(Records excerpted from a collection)
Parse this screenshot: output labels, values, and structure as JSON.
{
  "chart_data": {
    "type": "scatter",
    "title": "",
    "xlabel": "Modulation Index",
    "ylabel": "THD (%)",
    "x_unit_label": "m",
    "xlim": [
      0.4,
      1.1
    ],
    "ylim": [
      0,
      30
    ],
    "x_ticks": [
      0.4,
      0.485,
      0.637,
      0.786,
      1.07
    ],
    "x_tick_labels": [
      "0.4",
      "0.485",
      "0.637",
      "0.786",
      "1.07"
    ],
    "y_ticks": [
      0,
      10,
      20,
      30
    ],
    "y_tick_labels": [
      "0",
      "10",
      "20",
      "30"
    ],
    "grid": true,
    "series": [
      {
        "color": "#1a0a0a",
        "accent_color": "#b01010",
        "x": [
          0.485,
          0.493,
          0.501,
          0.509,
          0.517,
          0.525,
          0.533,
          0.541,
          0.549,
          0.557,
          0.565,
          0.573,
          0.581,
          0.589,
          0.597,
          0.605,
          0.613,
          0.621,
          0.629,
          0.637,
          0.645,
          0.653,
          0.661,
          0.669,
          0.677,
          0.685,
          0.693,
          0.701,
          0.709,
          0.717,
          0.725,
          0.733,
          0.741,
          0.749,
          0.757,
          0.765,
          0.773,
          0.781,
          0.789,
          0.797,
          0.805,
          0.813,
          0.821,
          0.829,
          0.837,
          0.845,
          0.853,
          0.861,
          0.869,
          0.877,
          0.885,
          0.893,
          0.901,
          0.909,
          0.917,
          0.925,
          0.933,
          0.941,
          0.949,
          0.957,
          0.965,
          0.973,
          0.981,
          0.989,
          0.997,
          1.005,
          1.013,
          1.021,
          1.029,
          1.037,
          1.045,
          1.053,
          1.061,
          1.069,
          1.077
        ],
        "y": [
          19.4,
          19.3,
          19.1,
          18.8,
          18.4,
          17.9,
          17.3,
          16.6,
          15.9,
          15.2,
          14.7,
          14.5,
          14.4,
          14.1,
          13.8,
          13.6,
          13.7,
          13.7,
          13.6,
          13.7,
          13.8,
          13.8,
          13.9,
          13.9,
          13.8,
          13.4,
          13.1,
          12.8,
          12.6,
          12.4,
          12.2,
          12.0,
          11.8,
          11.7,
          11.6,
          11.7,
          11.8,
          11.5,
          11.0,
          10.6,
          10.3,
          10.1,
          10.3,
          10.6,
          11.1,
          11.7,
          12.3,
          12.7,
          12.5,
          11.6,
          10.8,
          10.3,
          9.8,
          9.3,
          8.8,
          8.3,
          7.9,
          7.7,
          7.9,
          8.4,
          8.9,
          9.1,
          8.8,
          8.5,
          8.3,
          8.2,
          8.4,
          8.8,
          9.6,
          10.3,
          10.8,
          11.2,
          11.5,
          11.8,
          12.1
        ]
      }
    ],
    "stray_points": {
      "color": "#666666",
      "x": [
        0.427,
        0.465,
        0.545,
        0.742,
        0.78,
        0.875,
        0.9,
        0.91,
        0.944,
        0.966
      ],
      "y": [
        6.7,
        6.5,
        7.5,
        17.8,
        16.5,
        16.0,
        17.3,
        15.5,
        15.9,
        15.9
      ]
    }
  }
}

### What is asked
Give every line of the material again, exactly as it reads.

### Expected answer
Parse this screenshot: output labels, values, and structure as JSON.
{
  "chart_data": {
    "type": "scatter",
    "title": "",
    "xlabel": "Modulation Index",
    "ylabel": "THD (%)",
    "x_unit_label": "m",
    "xlim": [
      0.4,
      1.1
    ],
    "ylim": [
      0,
      30
    ],
    "x_ticks": [
      0.4,
      0.485,
      0.637,
      0.786,
      1.07
    ],
    "x_tick_labels": [
      "0.4",
      "0.485",
      "0.637",
      "0.786",
      "1.07"
    ],
    "y_ticks": [
      0,
      10,
      20,
      30
    ],
    "y_tick_labels": [
      "0",
      "10",
      "20",
      "30"
    ],
    "grid": true,
    "series": [
      {
        "color": "#1a0a0a",
        "accent_color": "#b01010",
        "x": [
          0.485,
          0.493,
          0.501,
          0.509,
          0.517,
          0.525,
          0.533,
          0.541,
          0.549,
          0.557,
          0.565,
          0.573,
          0.581,
          0.589,
          0.597,
          0.605,
          0.613,
          0.621,
          0.629,
          0.637,
          0.645,
          0.653,
          0.661,
          0.669,
          0.677,
          0.685,
          0.693,
          0.701,
          0.709,
          0.717,
          0.725,
          0.733,
          0.741,
          0.749,
          0.757,
          0.765,
          0.773,
          0.781,
          0.789,
          0.797,
          0.805,
          0.813,
          0.821,
          0.829,
          0.837,
          0.845,
          0.853,
          0.861,
          0.869,
          0.877,
          0.885,
          0.893,
          0.901,
          0.909,
          0.917,
          0.925,
          0.933,
          0.941,
          0.949,
          0.957,
          0.965,
          0.973,
          0.981,
          0.989,
          0.997,
          1.005,
          1.013,
          1.021,
          1.029,
          1.037,
          1.045,
          1.053,
          1.061,
          1.069,
          1.077
        ],
        "y": [
          19.4,
          19.3,
          19.1,
          18.8,
          18.4,
          17.9,
          17.3,
          16.6,
          15.9,
          15.2,
          14.7,
          14.5,
          14.4,
          14.1,
          13.8,
          13.6,
          13.7,
          13.7,
          13.6,
          13.7,
          13.8,
          13.8,
          13.9,
          13.9,
          13.8,
          13.4,
          13.1,
          12.8,
          12.6,
          12.4,
          12.2,
          12.0,
          11.8,
          11.7,
          11.6,
          11.7,
          11.8,
          11.5,
          11.0,
          10.6,
          10.3,
          10.1,
          10.3,
          10.6,
          11.1,
          11.7,
          12.3,
          12.7,
          12.5,
          11.6,
          10.8,
          10.3,
          9.8,
          9.3,
          8.8,
          8.3,
          7.9,
          7.7,
          7.9,
          8.4,
          8.9,
          9.1,
          8.8,
          8.5,
          8.3,
          8.2,
          8.4,
          8.8,
          9.6,
          10.3,
          10.8,
          11.2,
          11.5,
          11.8,
          12.1
        ]
      }
    ],
    "stray_points": {
      "color": "#666666",
      "x": [
        0.427,
        0.465,
        0.545,
        0.742,
        0.78,
        0.875,
        0.9,
        0.91,
        0.944,
        0.966
      ],
      "y": [
        6.7,
        6.5,
        7.5,
        17.8,
        16.5,
        16.0,
        17.3,
        15.5,
        15.9,
        15.9
      ]
    }
  }
}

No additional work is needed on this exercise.